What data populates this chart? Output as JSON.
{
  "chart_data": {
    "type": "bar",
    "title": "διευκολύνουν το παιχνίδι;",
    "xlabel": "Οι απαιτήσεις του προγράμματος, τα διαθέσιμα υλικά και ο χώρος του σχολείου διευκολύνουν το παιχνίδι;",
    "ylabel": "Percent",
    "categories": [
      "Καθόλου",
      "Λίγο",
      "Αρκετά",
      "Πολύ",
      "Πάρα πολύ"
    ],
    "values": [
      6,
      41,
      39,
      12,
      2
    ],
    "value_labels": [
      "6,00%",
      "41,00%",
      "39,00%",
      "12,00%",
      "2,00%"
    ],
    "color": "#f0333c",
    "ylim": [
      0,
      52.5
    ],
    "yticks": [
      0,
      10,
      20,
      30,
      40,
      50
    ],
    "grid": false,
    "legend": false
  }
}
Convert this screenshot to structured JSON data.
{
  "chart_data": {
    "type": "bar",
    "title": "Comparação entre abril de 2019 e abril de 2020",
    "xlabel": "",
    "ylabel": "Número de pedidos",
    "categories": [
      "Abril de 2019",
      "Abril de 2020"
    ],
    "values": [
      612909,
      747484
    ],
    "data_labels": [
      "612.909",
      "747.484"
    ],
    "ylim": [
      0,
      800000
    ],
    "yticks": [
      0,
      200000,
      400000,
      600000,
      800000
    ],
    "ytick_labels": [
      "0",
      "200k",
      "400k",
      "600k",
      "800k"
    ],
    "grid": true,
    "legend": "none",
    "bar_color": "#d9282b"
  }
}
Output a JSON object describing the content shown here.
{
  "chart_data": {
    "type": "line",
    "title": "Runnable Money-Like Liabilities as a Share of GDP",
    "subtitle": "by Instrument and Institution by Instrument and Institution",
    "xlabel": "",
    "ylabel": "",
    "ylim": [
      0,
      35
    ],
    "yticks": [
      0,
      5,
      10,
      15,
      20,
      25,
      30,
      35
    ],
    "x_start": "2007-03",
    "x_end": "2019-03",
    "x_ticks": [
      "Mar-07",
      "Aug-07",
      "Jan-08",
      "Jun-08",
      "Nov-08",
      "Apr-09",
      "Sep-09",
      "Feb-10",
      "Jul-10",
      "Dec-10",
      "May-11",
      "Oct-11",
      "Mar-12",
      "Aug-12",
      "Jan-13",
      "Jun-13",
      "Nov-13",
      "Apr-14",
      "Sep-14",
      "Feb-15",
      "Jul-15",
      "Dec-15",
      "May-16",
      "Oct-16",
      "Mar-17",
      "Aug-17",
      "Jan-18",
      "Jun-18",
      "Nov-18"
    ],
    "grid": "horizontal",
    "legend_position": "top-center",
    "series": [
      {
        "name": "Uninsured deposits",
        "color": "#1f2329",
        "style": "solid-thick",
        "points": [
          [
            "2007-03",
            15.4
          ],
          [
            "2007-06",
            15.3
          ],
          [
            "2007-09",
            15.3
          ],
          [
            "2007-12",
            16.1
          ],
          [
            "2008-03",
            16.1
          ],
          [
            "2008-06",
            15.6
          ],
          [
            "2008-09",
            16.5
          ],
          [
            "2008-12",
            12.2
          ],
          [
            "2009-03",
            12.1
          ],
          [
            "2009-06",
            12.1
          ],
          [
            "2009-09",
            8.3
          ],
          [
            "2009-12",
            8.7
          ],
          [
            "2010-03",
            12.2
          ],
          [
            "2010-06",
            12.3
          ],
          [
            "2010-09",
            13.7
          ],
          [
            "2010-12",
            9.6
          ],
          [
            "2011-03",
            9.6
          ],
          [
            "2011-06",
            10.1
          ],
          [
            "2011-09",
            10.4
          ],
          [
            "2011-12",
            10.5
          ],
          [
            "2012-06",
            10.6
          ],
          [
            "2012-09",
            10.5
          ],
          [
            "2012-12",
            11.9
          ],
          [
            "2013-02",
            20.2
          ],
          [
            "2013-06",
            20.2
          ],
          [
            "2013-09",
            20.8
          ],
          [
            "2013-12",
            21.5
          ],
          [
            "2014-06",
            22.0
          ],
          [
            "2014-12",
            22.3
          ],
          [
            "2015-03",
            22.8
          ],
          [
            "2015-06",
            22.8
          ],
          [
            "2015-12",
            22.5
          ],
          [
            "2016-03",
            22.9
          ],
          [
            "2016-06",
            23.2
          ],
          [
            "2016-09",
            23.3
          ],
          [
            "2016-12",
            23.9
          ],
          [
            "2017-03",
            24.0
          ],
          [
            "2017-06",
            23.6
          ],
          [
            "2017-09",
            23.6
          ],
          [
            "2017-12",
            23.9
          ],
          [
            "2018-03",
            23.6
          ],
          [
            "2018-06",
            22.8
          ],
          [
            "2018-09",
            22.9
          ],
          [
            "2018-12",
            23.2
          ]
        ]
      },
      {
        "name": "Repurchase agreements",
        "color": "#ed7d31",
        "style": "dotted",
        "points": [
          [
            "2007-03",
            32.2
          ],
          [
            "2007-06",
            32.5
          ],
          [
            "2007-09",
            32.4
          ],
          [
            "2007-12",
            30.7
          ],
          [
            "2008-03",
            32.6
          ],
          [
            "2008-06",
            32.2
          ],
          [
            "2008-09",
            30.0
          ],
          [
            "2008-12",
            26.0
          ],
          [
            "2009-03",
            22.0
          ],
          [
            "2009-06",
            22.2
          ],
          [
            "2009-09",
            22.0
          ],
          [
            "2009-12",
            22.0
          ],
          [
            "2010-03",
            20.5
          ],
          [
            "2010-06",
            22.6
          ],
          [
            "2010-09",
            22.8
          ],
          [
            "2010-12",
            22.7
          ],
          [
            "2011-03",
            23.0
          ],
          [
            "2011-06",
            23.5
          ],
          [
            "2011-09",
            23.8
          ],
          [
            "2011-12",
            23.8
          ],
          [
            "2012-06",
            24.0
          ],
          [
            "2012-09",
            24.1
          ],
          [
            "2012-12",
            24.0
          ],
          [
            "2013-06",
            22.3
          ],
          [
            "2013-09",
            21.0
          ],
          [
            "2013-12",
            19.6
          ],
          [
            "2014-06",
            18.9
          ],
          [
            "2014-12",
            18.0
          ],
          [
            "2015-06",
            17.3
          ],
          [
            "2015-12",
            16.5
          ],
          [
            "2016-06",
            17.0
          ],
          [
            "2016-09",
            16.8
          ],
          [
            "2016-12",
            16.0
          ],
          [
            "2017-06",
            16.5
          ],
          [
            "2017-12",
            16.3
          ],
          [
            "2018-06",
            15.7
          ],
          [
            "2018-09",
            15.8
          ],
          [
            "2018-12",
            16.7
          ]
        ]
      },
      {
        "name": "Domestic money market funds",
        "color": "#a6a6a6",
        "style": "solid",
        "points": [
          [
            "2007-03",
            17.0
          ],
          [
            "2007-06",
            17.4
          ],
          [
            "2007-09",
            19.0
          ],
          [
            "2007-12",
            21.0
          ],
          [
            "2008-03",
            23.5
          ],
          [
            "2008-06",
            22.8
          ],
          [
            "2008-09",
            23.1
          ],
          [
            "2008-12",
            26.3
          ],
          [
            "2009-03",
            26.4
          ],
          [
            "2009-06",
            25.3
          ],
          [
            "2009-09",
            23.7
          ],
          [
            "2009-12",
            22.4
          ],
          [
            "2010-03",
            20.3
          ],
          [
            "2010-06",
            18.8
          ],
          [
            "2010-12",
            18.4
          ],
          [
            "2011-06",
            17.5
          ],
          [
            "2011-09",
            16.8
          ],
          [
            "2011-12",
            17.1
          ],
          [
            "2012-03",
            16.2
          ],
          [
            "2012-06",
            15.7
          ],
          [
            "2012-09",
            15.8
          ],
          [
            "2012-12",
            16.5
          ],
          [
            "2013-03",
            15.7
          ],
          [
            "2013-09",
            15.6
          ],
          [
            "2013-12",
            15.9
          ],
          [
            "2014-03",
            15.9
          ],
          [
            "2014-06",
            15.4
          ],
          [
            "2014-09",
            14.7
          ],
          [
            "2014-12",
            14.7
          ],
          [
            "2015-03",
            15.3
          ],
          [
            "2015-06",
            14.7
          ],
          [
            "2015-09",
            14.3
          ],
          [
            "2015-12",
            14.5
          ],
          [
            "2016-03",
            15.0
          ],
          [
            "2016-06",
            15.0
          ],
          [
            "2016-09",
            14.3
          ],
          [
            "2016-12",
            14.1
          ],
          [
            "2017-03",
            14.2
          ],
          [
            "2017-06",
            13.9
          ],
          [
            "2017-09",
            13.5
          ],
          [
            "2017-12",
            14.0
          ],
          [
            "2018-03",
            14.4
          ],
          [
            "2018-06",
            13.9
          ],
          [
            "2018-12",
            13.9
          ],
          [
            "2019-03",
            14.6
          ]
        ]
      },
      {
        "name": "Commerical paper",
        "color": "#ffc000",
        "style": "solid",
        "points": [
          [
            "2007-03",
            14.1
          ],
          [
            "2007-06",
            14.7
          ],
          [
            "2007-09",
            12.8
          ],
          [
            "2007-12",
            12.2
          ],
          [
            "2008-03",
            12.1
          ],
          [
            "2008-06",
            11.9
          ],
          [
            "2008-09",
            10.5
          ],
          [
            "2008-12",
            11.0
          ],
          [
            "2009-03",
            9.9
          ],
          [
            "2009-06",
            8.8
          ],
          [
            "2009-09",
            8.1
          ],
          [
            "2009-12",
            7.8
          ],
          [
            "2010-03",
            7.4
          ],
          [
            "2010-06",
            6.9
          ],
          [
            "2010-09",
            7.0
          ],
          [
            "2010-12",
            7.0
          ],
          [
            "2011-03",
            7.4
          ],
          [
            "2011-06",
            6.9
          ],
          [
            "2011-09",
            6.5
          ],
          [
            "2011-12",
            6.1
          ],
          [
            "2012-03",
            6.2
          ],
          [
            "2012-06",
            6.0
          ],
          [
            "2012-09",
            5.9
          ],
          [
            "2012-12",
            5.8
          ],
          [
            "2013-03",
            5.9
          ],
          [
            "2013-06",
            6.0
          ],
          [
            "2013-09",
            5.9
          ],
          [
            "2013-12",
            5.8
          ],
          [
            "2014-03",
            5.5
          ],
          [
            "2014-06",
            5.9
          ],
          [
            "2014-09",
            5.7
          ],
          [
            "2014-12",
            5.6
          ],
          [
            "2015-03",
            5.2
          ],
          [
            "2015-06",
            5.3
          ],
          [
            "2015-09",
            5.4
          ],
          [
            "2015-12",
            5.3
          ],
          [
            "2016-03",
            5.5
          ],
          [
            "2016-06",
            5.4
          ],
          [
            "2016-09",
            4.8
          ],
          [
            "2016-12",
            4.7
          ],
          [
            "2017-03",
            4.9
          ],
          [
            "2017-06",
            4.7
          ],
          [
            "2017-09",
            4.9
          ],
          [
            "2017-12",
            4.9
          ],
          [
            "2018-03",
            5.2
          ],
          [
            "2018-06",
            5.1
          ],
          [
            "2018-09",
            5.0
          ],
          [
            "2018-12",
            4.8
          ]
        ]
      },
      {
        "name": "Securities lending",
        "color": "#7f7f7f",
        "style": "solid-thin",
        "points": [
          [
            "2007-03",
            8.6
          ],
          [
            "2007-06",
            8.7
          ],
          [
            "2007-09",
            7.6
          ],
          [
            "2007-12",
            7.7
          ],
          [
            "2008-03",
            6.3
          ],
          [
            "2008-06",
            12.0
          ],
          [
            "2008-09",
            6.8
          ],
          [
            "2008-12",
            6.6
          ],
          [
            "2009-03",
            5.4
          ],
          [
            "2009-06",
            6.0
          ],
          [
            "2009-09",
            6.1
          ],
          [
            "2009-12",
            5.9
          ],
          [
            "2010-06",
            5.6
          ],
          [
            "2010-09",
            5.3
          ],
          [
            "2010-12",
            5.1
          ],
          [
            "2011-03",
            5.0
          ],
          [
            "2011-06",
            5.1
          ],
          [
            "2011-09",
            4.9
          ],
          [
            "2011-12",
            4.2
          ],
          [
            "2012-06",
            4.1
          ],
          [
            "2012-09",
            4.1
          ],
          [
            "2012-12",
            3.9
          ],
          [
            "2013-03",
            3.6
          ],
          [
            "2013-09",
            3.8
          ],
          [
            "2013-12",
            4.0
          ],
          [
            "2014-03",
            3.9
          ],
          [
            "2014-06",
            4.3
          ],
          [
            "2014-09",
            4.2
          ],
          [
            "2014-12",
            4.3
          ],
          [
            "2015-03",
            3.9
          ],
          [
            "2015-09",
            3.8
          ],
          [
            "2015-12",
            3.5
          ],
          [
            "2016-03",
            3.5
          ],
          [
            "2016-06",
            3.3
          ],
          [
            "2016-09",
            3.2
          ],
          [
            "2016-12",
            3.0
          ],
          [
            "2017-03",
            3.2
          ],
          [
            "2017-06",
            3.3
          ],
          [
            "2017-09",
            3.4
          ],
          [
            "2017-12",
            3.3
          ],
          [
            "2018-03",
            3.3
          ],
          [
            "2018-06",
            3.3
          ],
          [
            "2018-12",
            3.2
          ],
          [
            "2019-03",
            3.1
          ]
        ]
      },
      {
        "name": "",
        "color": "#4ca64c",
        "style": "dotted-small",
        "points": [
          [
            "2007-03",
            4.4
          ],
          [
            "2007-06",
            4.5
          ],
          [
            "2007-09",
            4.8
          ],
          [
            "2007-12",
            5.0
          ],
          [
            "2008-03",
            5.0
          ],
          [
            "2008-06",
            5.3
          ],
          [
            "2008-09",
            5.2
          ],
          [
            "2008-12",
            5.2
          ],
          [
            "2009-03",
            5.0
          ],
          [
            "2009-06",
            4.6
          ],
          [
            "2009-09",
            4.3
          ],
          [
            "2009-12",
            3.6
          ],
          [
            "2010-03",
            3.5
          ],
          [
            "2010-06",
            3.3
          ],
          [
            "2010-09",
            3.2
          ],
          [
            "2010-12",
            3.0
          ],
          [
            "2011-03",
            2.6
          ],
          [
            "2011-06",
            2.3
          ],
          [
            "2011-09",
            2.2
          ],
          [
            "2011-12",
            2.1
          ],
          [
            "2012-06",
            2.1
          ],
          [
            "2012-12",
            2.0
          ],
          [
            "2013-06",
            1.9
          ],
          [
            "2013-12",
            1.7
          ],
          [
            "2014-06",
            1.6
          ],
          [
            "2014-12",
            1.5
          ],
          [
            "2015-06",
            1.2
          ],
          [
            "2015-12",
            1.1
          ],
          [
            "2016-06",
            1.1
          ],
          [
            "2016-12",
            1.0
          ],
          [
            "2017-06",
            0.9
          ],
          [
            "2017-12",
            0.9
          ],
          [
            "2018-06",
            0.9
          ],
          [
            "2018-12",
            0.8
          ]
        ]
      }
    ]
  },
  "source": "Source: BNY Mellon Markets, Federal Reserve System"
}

______________________________

• [What you should do] Copy out every line of the data that includes "ylabel".

• [Answer to the problem]
    "ylabel": "Percent",
    "ylabel": "Número de pedidos",
    "ylabel": "",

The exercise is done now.